Stored entries
□ □ □ □

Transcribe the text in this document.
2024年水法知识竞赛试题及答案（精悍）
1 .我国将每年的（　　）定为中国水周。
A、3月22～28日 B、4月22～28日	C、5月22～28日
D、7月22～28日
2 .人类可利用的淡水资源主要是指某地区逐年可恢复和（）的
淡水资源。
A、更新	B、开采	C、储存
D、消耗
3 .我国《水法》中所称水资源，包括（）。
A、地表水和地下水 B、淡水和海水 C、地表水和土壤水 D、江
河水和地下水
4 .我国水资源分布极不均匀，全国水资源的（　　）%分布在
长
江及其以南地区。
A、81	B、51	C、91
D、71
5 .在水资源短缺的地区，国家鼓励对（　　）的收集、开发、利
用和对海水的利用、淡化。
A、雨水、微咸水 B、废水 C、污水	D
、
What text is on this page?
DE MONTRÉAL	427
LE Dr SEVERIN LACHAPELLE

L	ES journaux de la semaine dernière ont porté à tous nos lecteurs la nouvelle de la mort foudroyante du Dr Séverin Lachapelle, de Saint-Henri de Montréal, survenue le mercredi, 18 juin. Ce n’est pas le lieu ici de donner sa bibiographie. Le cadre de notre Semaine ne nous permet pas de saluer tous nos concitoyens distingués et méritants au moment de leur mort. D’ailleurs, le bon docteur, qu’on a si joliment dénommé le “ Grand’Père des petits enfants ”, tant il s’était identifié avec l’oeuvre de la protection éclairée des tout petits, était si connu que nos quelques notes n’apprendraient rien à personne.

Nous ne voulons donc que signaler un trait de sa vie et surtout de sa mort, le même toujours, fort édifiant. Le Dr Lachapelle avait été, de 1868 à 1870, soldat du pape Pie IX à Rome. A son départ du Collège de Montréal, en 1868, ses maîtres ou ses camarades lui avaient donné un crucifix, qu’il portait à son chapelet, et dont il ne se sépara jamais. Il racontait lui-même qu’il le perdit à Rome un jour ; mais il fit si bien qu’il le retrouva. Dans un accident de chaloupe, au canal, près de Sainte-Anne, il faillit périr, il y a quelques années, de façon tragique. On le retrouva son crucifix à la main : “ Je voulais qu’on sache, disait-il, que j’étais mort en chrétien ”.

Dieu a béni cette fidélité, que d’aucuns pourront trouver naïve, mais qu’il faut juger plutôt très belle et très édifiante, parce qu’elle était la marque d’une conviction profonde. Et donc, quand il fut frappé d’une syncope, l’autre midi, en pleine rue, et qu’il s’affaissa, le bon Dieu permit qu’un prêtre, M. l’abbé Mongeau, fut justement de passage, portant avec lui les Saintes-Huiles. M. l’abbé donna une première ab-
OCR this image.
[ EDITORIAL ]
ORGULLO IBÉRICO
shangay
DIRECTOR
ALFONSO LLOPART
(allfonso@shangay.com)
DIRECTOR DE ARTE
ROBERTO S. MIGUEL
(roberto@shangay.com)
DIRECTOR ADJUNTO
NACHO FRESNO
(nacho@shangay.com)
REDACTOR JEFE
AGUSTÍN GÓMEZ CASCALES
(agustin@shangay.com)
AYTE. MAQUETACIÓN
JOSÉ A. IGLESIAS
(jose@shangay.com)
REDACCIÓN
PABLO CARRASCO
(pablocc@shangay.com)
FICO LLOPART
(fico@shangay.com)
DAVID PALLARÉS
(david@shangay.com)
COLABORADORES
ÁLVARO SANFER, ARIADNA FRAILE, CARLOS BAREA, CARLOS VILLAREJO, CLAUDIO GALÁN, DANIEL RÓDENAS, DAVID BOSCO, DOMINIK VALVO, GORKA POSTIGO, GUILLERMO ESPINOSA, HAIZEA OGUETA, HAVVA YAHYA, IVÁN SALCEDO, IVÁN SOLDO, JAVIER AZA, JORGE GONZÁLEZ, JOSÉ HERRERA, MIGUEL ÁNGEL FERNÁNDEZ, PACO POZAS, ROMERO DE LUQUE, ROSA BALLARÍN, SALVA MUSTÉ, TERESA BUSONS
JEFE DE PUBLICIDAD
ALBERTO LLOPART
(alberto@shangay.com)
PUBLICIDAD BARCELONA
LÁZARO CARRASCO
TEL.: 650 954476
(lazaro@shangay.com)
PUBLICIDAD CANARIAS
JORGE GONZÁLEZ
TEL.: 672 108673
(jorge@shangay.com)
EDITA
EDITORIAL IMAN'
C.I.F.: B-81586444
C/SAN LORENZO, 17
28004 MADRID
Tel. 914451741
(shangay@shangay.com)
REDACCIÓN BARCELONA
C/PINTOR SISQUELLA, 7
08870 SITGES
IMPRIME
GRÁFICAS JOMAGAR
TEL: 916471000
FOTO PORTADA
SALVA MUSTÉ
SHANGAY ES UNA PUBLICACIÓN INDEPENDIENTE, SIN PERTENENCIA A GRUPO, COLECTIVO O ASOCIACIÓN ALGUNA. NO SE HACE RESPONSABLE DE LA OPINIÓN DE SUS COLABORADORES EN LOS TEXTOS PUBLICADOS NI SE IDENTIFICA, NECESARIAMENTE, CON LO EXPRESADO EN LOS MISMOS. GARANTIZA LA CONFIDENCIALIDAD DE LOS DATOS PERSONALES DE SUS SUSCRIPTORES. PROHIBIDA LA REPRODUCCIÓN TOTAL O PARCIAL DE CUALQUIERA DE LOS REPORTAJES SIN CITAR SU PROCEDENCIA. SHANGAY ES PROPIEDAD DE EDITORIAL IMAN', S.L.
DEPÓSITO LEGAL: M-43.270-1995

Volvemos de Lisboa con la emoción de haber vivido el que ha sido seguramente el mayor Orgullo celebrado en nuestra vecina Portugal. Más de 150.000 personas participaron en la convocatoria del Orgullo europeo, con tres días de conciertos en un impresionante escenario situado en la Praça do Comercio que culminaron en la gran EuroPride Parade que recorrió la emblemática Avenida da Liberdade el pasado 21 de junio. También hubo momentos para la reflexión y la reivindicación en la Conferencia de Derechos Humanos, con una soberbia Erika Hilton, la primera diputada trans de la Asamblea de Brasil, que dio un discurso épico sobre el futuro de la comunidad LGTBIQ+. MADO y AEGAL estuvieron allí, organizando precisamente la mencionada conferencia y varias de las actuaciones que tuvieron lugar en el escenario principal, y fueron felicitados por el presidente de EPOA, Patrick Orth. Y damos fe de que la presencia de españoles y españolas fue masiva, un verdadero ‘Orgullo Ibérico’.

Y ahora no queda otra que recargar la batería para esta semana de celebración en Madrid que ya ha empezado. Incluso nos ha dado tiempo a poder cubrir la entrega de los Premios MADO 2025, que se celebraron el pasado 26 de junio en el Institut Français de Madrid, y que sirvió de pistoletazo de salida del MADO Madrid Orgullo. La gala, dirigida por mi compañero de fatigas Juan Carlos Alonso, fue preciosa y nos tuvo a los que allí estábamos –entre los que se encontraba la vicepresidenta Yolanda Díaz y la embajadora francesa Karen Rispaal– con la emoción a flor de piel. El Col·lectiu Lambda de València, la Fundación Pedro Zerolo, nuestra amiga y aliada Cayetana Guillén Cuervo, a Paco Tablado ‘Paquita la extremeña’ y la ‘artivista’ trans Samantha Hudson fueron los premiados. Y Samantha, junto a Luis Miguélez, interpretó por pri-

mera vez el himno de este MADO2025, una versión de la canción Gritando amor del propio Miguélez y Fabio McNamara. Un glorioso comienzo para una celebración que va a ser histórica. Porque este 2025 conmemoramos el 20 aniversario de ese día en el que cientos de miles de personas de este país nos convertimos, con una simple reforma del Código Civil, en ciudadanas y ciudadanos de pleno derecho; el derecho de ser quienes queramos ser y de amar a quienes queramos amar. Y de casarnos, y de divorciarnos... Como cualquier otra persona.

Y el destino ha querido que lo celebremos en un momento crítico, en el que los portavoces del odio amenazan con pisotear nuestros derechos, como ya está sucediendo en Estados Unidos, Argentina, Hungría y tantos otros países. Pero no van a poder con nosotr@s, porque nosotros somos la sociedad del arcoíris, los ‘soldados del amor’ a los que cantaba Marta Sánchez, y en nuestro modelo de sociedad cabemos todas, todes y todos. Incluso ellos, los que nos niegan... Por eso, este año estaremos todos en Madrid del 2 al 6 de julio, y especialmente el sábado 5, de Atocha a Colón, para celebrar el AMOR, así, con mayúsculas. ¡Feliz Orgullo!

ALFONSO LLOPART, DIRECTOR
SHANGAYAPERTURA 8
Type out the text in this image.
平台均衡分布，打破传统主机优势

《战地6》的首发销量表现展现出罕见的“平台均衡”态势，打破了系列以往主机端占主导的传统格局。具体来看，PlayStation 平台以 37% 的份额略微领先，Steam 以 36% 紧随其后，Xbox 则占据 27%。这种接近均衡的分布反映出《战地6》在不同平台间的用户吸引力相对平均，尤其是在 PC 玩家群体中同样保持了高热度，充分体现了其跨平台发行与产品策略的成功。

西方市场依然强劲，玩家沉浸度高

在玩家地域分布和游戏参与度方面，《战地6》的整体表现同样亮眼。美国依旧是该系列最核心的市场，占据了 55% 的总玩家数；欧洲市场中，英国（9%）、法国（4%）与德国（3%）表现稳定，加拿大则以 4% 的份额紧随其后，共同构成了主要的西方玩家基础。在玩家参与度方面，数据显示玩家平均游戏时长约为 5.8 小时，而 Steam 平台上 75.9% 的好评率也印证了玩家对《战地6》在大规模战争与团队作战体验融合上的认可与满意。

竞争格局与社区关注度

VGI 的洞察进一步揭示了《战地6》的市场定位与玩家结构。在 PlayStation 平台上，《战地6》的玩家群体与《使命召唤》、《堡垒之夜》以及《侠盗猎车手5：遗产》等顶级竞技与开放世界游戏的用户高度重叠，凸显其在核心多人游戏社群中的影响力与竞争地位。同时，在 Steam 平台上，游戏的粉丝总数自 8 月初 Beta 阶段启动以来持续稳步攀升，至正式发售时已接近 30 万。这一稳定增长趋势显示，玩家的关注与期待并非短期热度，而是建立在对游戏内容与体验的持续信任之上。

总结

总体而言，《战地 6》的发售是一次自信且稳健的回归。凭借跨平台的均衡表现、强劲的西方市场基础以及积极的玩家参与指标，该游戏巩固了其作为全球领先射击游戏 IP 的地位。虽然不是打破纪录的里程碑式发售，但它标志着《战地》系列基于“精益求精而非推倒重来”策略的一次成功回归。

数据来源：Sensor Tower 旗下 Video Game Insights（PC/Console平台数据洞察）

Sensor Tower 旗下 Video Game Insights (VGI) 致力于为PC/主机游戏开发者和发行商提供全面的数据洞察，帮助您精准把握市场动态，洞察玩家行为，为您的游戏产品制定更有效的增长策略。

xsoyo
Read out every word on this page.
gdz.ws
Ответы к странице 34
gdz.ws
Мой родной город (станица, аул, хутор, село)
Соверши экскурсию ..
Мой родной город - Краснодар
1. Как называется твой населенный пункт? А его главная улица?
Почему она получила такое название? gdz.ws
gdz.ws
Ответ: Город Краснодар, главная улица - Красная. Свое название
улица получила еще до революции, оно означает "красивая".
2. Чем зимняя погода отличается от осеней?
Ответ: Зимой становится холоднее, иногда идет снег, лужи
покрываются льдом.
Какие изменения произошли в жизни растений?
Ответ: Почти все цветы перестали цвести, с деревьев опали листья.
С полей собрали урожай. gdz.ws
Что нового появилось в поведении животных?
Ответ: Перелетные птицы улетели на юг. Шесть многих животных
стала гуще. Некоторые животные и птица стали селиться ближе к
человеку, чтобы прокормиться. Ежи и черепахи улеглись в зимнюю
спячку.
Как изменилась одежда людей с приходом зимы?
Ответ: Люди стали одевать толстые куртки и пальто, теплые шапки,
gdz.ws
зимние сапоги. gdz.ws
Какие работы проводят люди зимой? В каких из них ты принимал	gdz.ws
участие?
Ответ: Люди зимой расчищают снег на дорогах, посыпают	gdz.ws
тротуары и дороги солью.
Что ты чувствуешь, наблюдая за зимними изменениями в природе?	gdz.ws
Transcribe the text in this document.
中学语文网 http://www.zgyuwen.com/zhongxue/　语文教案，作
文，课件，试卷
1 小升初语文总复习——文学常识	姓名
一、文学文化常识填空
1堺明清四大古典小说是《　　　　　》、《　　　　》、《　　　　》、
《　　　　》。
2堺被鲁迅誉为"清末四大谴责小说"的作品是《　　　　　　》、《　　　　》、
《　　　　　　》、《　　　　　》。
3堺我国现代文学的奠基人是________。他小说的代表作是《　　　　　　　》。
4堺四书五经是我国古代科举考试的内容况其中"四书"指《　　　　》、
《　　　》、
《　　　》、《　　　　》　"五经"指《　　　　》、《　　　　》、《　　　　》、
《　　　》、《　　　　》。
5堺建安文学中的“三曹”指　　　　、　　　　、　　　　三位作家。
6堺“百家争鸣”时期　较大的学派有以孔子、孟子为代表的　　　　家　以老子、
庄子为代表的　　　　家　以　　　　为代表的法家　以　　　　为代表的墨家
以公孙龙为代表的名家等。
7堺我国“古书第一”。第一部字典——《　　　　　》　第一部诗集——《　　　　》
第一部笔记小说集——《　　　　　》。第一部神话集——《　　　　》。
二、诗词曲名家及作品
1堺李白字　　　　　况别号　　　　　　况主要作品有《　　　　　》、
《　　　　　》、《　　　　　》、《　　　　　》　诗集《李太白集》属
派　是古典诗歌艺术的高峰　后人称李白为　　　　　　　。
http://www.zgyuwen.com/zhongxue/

□ □ □ □

Job: Only the lines from the one with "Read out every word on this page." through the end of the material are wanted; copy them exactly, both ends included.

The answer:
Read out every word on this page.
gdz.ws
Ответы к странице 34
gdz.ws
Мой родной город (станица, аул, хутор, село)
Соверши экскурсию ..
Мой родной город - Краснодар
1. Как называется твой населенный пункт? А его главная улица?
Почему она получила такое название? gdz.ws
gdz.ws
Ответ: Город Краснодар, главная улица - Красная. Свое название
улица получила еще до революции, оно означает "красивая".
2. Чем зимняя погода отличается от осеней?
Ответ: Зимой становится холоднее, иногда идет снег, лужи
покрываются льдом.
Какие изменения произошли в жизни растений?
Ответ: Почти все цветы перестали цвести, с деревьев опали листья.
С полей собрали урожай. gdz.ws
Что нового появилось в поведении животных?
Ответ: Перелетные птицы улетели на юг. Шесть многих животных
стала гуще. Некоторые животные и птица стали селиться ближе к
человеку, чтобы прокормиться. Ежи и черепахи улеглись в зимнюю
спячку.
Как изменилась одежда людей с приходом зимы?
Ответ: Люди стали одевать толстые куртки и пальто, теплые шапки,
gdz.ws
зимние сапоги. gdz.ws
Какие работы проводят люди зимой? В каких из них ты принимал	gdz.ws
участие?
Ответ: Люди зимой расчищают снег на дорогах, посыпают	gdz.ws
тротуары и дороги солью.
Что ты чувствуешь, наблюдая за зимними изменениями в природе?	gdz.ws
Transcribe the text in this document.
中学语文网 http://www.zgyuwen.com/zhongxue/　语文教案，作
文，课件，试卷
1 小升初语文总复习——文学常识	姓名
一、文学文化常识填空
1堺明清四大古典小说是《　　　　　》、《　　　　》、《　　　　》、
《　　　　》。
2堺被鲁迅誉为"清末四大谴责小说"的作品是《　　　　　　》、《　　　　》、
《　　　　　　》、《　　　　　》。
3堺我国现代文学的奠基人是________。他小说的代表作是《　　　　　　　》。
4堺四书五经是我国古代科举考试的内容况其中"四书"指《　　　　》、
《　　　》、
《　　　》、《　　　　》　"五经"指《　　　　》、《　　　　》、《　　　　》、
《　　　》、《　　　　》。
5堺建安文学中的“三曹”指　　　　、　　　　、　　　　三位作家。
6堺“百家争鸣”时期　较大的学派有以孔子、孟子为代表的　　　　家　以老子、
庄子为代表的　　　　家　以　　　　为代表的法家　以　　　　为代表的墨家
以公孙龙为代表的名家等。
7堺我国“古书第一”。第一部字典——《　　　　　》　第一部诗集——《　　　　》
第一部笔记小说集——《　　　　　》。第一部神话集——《　　　　》。
二、诗词曲名家及作品
1堺李白字　　　　　况别号　　　　　　况主要作品有《　　　　　》、
《　　　　　》、《　　　　　》、《　　　　　》　诗集《李太白集》属
派　是古典诗歌艺术的高峰　后人称李白为　　　　　　　。
http://www.zgyuwen.com/zhongxue/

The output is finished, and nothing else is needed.